Records contained in a dataset:

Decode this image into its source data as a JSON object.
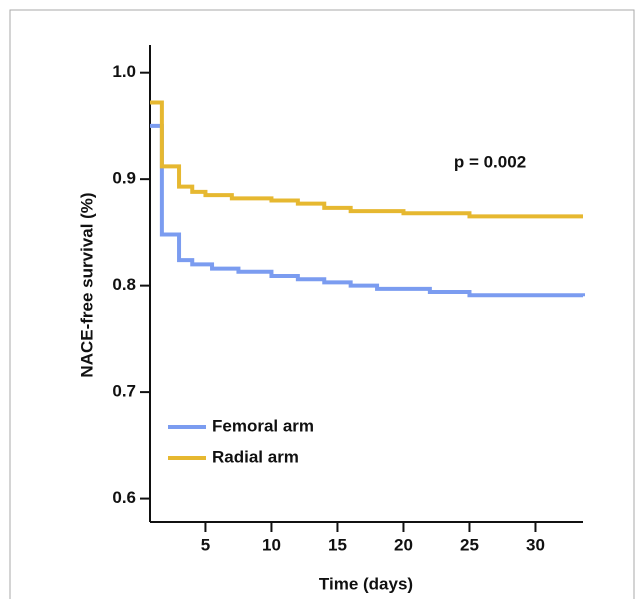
{
  "chart_data": {
    "type": "step",
    "ylabel": "NACE-free survival (%)",
    "xlabel": "Time (days)",
    "annotation": "p = 0.002",
    "xlim": [
      0.8,
      33.6
    ],
    "ylim": [
      0.578,
      1.026
    ],
    "xticks": [
      5,
      10,
      15,
      20,
      25,
      30
    ],
    "yticks": [
      {
        "value": 1,
        "label": "1.0"
      },
      0.9,
      0.8,
      0.7,
      0.6
    ],
    "legend": "lower left",
    "series": [
      {
        "name": "Femoral arm",
        "color": "#7b9cf0",
        "x": [
          0.8,
          1.7,
          3.0,
          4.0,
          5.5,
          7.5,
          10,
          12,
          14,
          16,
          18,
          22,
          25,
          33.6
        ],
        "values": [
          0.95,
          0.848,
          0.824,
          0.82,
          0.816,
          0.813,
          0.809,
          0.806,
          0.803,
          0.8,
          0.797,
          0.794,
          0.791,
          0.79
        ]
      },
      {
        "name": "Radial arm",
        "color": "#e6b830",
        "x": [
          0.8,
          1.7,
          3.0,
          4.0,
          5.0,
          7.0,
          10,
          12,
          14,
          16,
          20,
          25,
          33.6
        ],
        "values": [
          0.972,
          0.912,
          0.893,
          0.888,
          0.885,
          0.882,
          0.88,
          0.877,
          0.873,
          0.87,
          0.868,
          0.865,
          0.865
        ]
      }
    ]
  }
}
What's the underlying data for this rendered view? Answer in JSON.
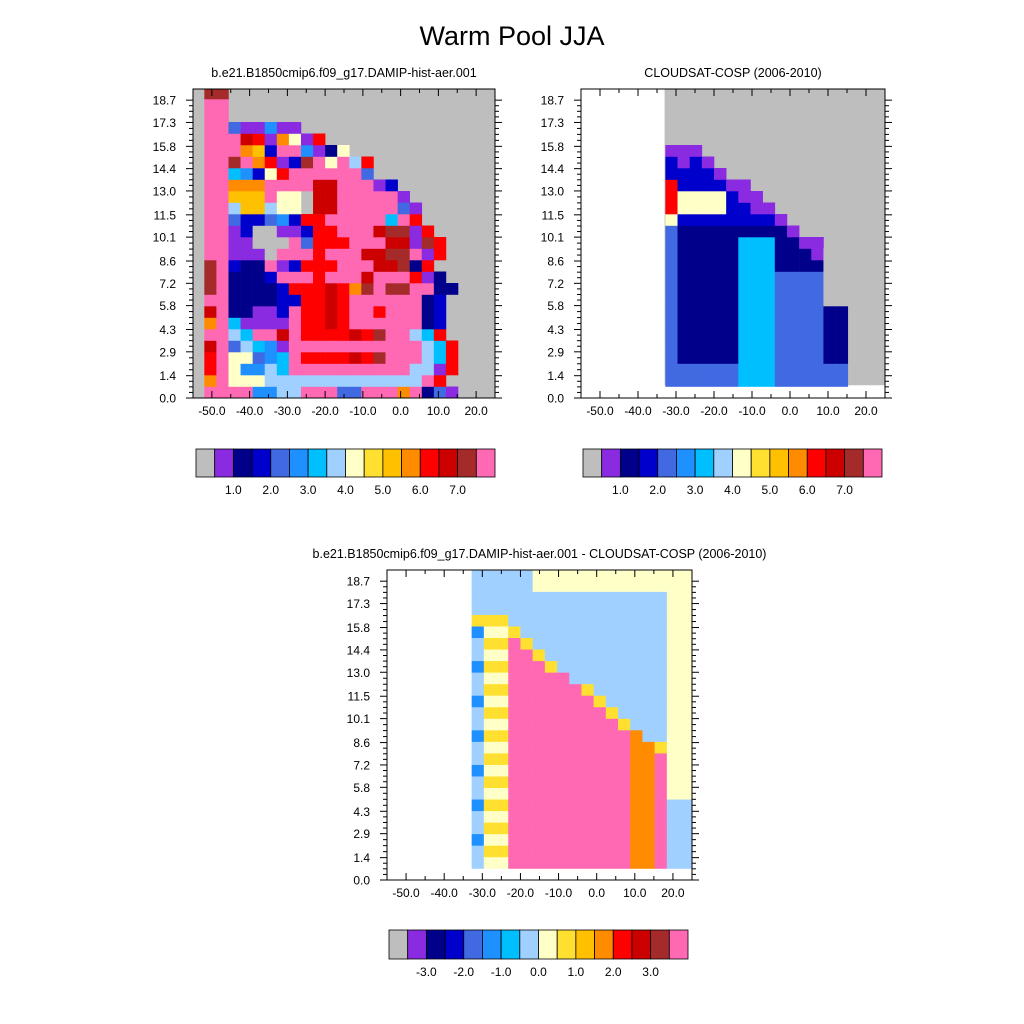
{
  "title": "Warm Pool JJA",
  "chart_data": [
    {
      "type": "heatmap",
      "title": "b.e21.B1850cmip6.f09_g17.DAMIP-hist-aer.001",
      "x_ticks": [
        "-50.0",
        "-40.0",
        "-30.0",
        "-20.0",
        "-10.0",
        "0.0",
        "10.0",
        "20.0"
      ],
      "y_ticks": [
        "0.0",
        "1.4",
        "2.9",
        "4.3",
        "5.8",
        "7.2",
        "8.6",
        "10.1",
        "11.5",
        "13.0",
        "14.4",
        "15.8",
        "17.3",
        "18.7"
      ],
      "xlim": [
        -55,
        25
      ],
      "ylim": [
        0,
        19.4
      ],
      "colorbar": {
        "colors": [
          "#bebebe",
          "#8a2be2",
          "#00008b",
          "#0000cd",
          "#4169e1",
          "#1e90ff",
          "#00bfff",
          "#a0d0ff",
          "#ffffc8",
          "#ffe030",
          "#ffc000",
          "#ff8c00",
          "#ff0000",
          "#cd0000",
          "#a52a2a",
          "#ff69b4"
        ],
        "labels": [
          "1.0",
          "2.0",
          "3.0",
          "4.0",
          "5.0",
          "6.0",
          "7.0"
        ]
      },
      "grid": {
        "x0": -52,
        "dx": 3.2,
        "y0": 0,
        "dy": 0.722,
        "rows": [
          "ppppffhhpppeeppplpceb",
          "lpiiihhhhhhhhhhhhhpm",
          "mpiffhgpppppppppphhbm",
          "mpiiefgpmmmmnmoppphgm",
          "npehgfbppppppppppphgm",
          "pphgppnpmmmmnmopphgm",
          "lpgbbbbpmmnmppppppcd",
          "npccbbdpmmnmppmpppcd",
          "ppccccddmmnmppppppcd",
          "opccccdmmmnmlopooppcc",
          "opcccdpppmpppnpppmbc",
          "opdccpbdmmmpppnnocm",
          "ppbbbapppmpppnnoopbm",
          "ppbbaaapemmmpppnnbom",
          "ppbdaabbdmmpppnoobm",
          "ppeddefdmmpppppgpm",
          "pphkkhiitnnpppppeb",
          "ppkkkpiitnnpppppb",
          "pplllppppnnpppbd",
          "ppgfdimppppppe",
          "ppoplmbdopiphm",
          "ppplkdppfbci",
          "pppnmblibm",
          "ppebbfbb",
          "pp",
          "pp",
          "oo",
          "ff"
        ]
      }
    },
    {
      "type": "heatmap",
      "title": "CLOUDSAT-COSP (2006-2010)",
      "x_ticks": [
        "-50.0",
        "-40.0",
        "-30.0",
        "-20.0",
        "-10.0",
        "0.0",
        "10.0",
        "20.0"
      ],
      "y_ticks": [
        "0.0",
        "1.4",
        "2.9",
        "4.3",
        "5.8",
        "7.2",
        "8.6",
        "10.1",
        "11.5",
        "13.0",
        "14.4",
        "15.8",
        "17.3",
        "18.7"
      ],
      "xlim": [
        -55,
        25
      ],
      "ylim": [
        0,
        19.4
      ],
      "colorbar": {
        "colors": [
          "#bebebe",
          "#8a2be2",
          "#00008b",
          "#0000cd",
          "#4169e1",
          "#1e90ff",
          "#00bfff",
          "#a0d0ff",
          "#ffffc8",
          "#ffe030",
          "#ffc000",
          "#ff8c00",
          "#ff0000",
          "#cd0000",
          "#a52a2a",
          "#ff69b4"
        ],
        "labels": [
          "1.0",
          "2.0",
          "3.0",
          "4.0",
          "5.0",
          "6.0",
          "7.0"
        ]
      }
    },
    {
      "type": "heatmap",
      "title": "b.e21.B1850cmip6.f09_g17.DAMIP-hist-aer.001 - CLOUDSAT-COSP (2006-2010)",
      "x_ticks": [
        "-50.0",
        "-40.0",
        "-30.0",
        "-20.0",
        "-10.0",
        "0.0",
        "10.0",
        "20.0"
      ],
      "y_ticks": [
        "0.0",
        "1.4",
        "2.9",
        "4.3",
        "5.8",
        "7.2",
        "8.6",
        "10.1",
        "11.5",
        "13.0",
        "14.4",
        "15.8",
        "17.3",
        "18.7"
      ],
      "xlim": [
        -55,
        25
      ],
      "ylim": [
        0,
        19.4
      ],
      "colorbar": {
        "colors": [
          "#bebebe",
          "#8a2be2",
          "#00008b",
          "#0000cd",
          "#4169e1",
          "#1e90ff",
          "#00bfff",
          "#a0d0ff",
          "#ffffc8",
          "#ffe030",
          "#ffc000",
          "#ff8c00",
          "#ff0000",
          "#cd0000",
          "#a52a2a",
          "#ff69b4"
        ],
        "labels": [
          "-3.0",
          "-2.0",
          "-1.0",
          "0.0",
          "1.0",
          "2.0",
          "3.0"
        ]
      }
    }
  ]
}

=== Written request ===
Apart from the pictures, the entries above are to be repeated in full and exactly.

=== Right answer ===
Decode this image into its source data as a JSON object.
{
  "chart_data": {
    "type": "step",
    "ylabel": "NACE-free survival (%)",
    "xlabel": "Time (days)",
    "annotation": "p = 0.002",
    "xlim": [
      0.8,
      33.6
    ],
    "ylim": [
      0.578,
      1.026
    ],
    "xticks": [
      5,
      10,
      15,
      20,
      25,
      30
    ],
    "yticks": [
      {
        "value": 1,
        "label": "1.0"
      },
      0.9,
      0.8,
      0.7,
      0.6
    ],
    "legend": "lower left",
    "series": [
      {
        "name": "Femoral arm",
        "color": "#7b9cf0",
        "x": [
          0.8,
          1.7,
          3.0,
          4.0,
          5.5,
          7.5,
          10,
          12,
          14,
          16,
          18,
          22,
          25,
          33.6
        ],
        "values": [
          0.95,
          0.848,
          0.824,
          0.82,
          0.816,
          0.813,
          0.809,
          0.806,
          0.803,
          0.8,
          0.797,
          0.794,
          0.791,
          0.79
        ]
      },
      {
        "name": "Radial arm",
        "color": "#e6b830",
        "x": [
          0.8,
          1.7,
          3.0,
          4.0,
          5.0,
          7.0,
          10,
          12,
          14,
          16,
          20,
          25,
          33.6
        ],
        "values": [
          0.972,
          0.912,
          0.893,
          0.888,
          0.885,
          0.882,
          0.88,
          0.877,
          0.873,
          0.87,
          0.868,
          0.865,
          0.865
        ]
      }
    ]
  }
}
What's the underlying data for this rendered view? Answer in JSON.
{
  "title": "Warm Pool JJA",
  "chart_data": [
    {
      "type": "heatmap",
      "title": "b.e21.B1850cmip6.f09_g17.DAMIP-hist-aer.001",
      "x_ticks": [
        "-50.0",
        "-40.0",
        "-30.0",
        "-20.0",
        "-10.0",
        "0.0",
        "10.0",
        "20.0"
      ],
      "y_ticks": [
        "0.0",
        "1.4",
        "2.9",
        "4.3",
        "5.8",
        "7.2",
        "8.6",
        "10.1",
        "11.5",
        "13.0",
        "14.4",
        "15.8",
        "17.3",
        "18.7"
      ],
      "xlim": [
        -55,
        25
      ],
      "ylim": [
        0,
        19.4
      ],
      "colorbar": {
        "colors": [
          "#bebebe",
          "#8a2be2",
          "#00008b",
          "#0000cd",
          "#4169e1",
          "#1e90ff",
          "#00bfff",
          "#a0d0ff",
          "#ffffc8",
          "#ffe030",
          "#ffc000",
          "#ff8c00",
          "#ff0000",
          "#cd0000",
          "#a52a2a",
          "#ff69b4"
        ],
        "labels": [
          "1.0",
          "2.0",
          "3.0",
          "4.0",
          "5.0",
          "6.0",
          "7.0"
        ]
      },
      "grid": {
        "x0": -52,
        "dx": 3.2,
        "y0": 0,
        "dy": 0.722,
        "rows": [
          "ppppffhhpppeeppplpceb",
          "lpiiihhhhhhhhhhhhhpm",
          "mpiffhgpppppppppphhbm",
          "mpiiefgpmmmmnmoppphgm",
          "npehgfbppppppppppphgm",
          "pphgppnpmmmmnmopphgm",
          "lpgbbbbpmmnmppppppcd",
          "npccbbdpmmnmppmpppcd",
          "ppccccddmmnmppppppcd",
          "opccccdmmmnmlopooppcc",
          "opcccdpppmpppnpppmbc",
          "opdccpbdmmmpppnnocm",
          "ppbbbapppmpppnnoopbm",
          "ppbbaaapemmmpppnnbom",
          "ppbdaabbdmmpppnoobm",
          "ppeddefdmmpppppgpm",
          "pphkkhiitnnpppppeb",
          "ppkkkpiitnnpppppb",
          "pplllppppnnpppbd",
          "ppgfdimppppppe",
          "ppoplmbdopiphm",
          "ppplkdppfbci",
          "pppnmblibm",
          "ppebbfbb",
          "pp",
          "pp",
          "oo",
          "ff"
        ]
      }
    },
    {
      "type": "heatmap",
      "title": "CLOUDSAT-COSP (2006-2010)",
      "x_ticks": [
        "-50.0",
        "-40.0",
        "-30.0",
        "-20.0",
        "-10.0",
        "0.0",
        "10.0",
        "20.0"
      ],
      "y_ticks": [
        "0.0",
        "1.4",
        "2.9",
        "4.3",
        "5.8",
        "7.2",
        "8.6",
        "10.1",
        "11.5",
        "13.0",
        "14.4",
        "15.8",
        "17.3",
        "18.7"
      ],
      "xlim": [
        -55,
        25
      ],
      "ylim": [
        0,
        19.4
      ],
      "colorbar": {
        "colors": [
          "#bebebe",
          "#8a2be2",
          "#00008b",
          "#0000cd",
          "#4169e1",
          "#1e90ff",
          "#00bfff",
          "#a0d0ff",
          "#ffffc8",
          "#ffe030",
          "#ffc000",
          "#ff8c00",
          "#ff0000",
          "#cd0000",
          "#a52a2a",
          "#ff69b4"
        ],
        "labels": [
          "1.0",
          "2.0",
          "3.0",
          "4.0",
          "5.0",
          "6.0",
          "7.0"
        ]
      }
    },
    {
      "type": "heatmap",
      "title": "b.e21.B1850cmip6.f09_g17.DAMIP-hist-aer.001 - CLOUDSAT-COSP (2006-2010)",
      "x_ticks": [
        "-50.0",
        "-40.0",
        "-30.0",
        "-20.0",
        "-10.0",
        "0.0",
        "10.0",
        "20.0"
      ],
      "y_ticks": [
        "0.0",
        "1.4",
        "2.9",
        "4.3",
        "5.8",
        "7.2",
        "8.6",
        "10.1",
        "11.5",
        "13.0",
        "14.4",
        "15.8",
        "17.3",
        "18.7"
      ],
      "xlim": [
        -55,
        25
      ],
      "ylim": [
        0,
        19.4
      ],
      "colorbar": {
        "colors": [
          "#bebebe",
          "#8a2be2",
          "#00008b",
          "#0000cd",
          "#4169e1",
          "#1e90ff",
          "#00bfff",
          "#a0d0ff",
          "#ffffc8",
          "#ffe030",
          "#ffc000",
          "#ff8c00",
          "#ff0000",
          "#cd0000",
          "#a52a2a",
          "#ff69b4"
        ],
        "labels": [
          "-3.0",
          "-2.0",
          "-1.0",
          "0.0",
          "1.0",
          "2.0",
          "3.0"
        ]
      }
    }
  ]
}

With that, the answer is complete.